%%

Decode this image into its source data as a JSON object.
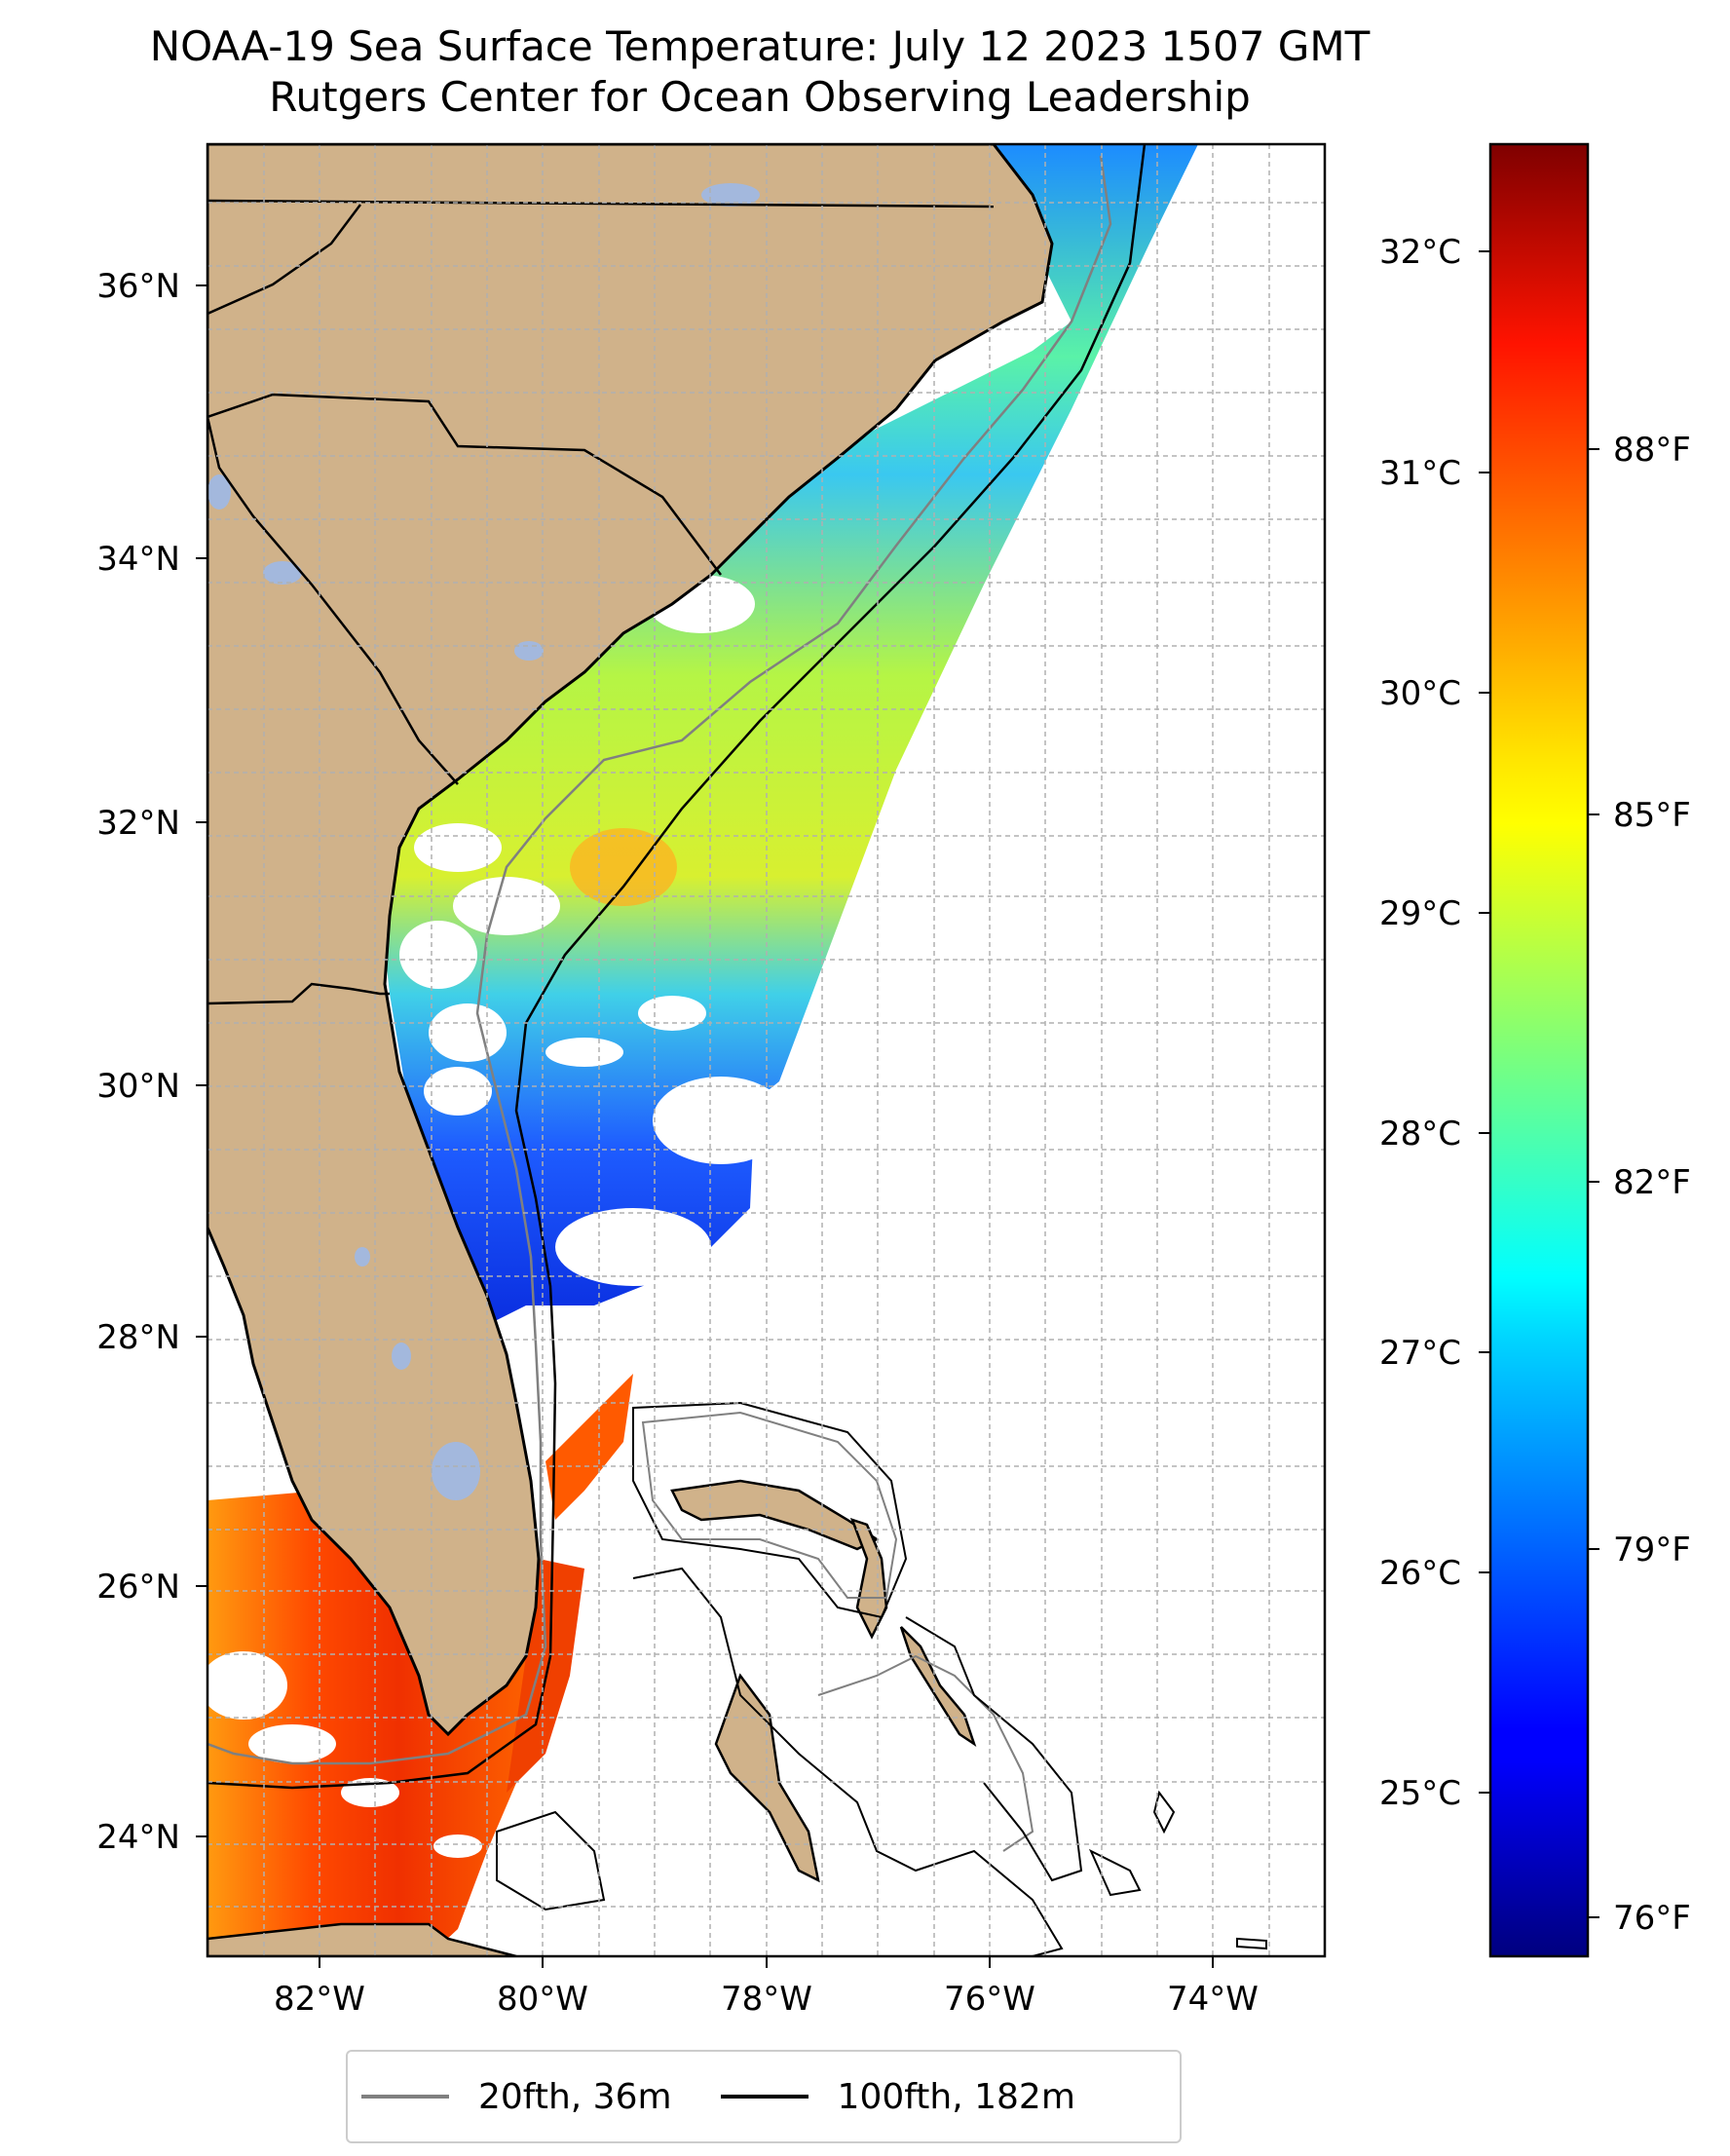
{
  "title": {
    "line1": "NOAA-19 Sea Surface Temperature: July 12 2023 1507 GMT",
    "line2": "Rutgers Center for Ocean Observing Leadership"
  },
  "map": {
    "lon_range": [
      -83,
      -73
    ],
    "lat_range": [
      23.1,
      37
    ],
    "lon_ticks": [
      "82°W",
      "80°W",
      "78°W",
      "76°W",
      "74°W"
    ],
    "lat_ticks": [
      "24°N",
      "26°N",
      "28°N",
      "30°N",
      "32°N",
      "34°N",
      "36°N"
    ],
    "land_color": "#d0b28a",
    "lake_color": "#a3b8dd",
    "grid": true
  },
  "colorbar": {
    "colormap": "jet",
    "celsius_ticks": [
      "25°C",
      "26°C",
      "27°C",
      "28°C",
      "29°C",
      "30°C",
      "31°C",
      "32°C"
    ],
    "fahrenheit_ticks": [
      "76°F",
      "79°F",
      "82°F",
      "85°F",
      "88°F"
    ],
    "range_c": [
      24.4,
      32.5
    ]
  },
  "legend": {
    "items": [
      {
        "label": "20fth, 36m",
        "color": "#808080"
      },
      {
        "label": "100fth, 182m",
        "color": "#000000"
      }
    ]
  }
}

%%

▶ Problem to solve
Repeat every record precisely. Any picture among them stays out of the copy.

▶ Full solution
Decode this image into its source data as a JSON object.
{
  "title": {
    "line1": "NOAA-19 Sea Surface Temperature: July 12 2023 1507 GMT",
    "line2": "Rutgers Center for Ocean Observing Leadership"
  },
  "map": {
    "lon_range": [
      -83,
      -73
    ],
    "lat_range": [
      23.1,
      37
    ],
    "lon_ticks": [
      "82°W",
      "80°W",
      "78°W",
      "76°W",
      "74°W"
    ],
    "lat_ticks": [
      "24°N",
      "26°N",
      "28°N",
      "30°N",
      "32°N",
      "34°N",
      "36°N"
    ],
    "land_color": "#d0b28a",
    "lake_color": "#a3b8dd",
    "grid": true
  },
  "colorbar": {
    "colormap": "jet",
    "celsius_ticks": [
      "25°C",
      "26°C",
      "27°C",
      "28°C",
      "29°C",
      "30°C",
      "31°C",
      "32°C"
    ],
    "fahrenheit_ticks": [
      "76°F",
      "79°F",
      "82°F",
      "85°F",
      "88°F"
    ],
    "range_c": [
      24.4,
      32.5
    ]
  },
  "legend": {
    "items": [
      {
        "label": "20fth, 36m",
        "color": "#808080"
      },
      {
        "label": "100fth, 182m",
        "color": "#000000"
      }
    ]
  }
}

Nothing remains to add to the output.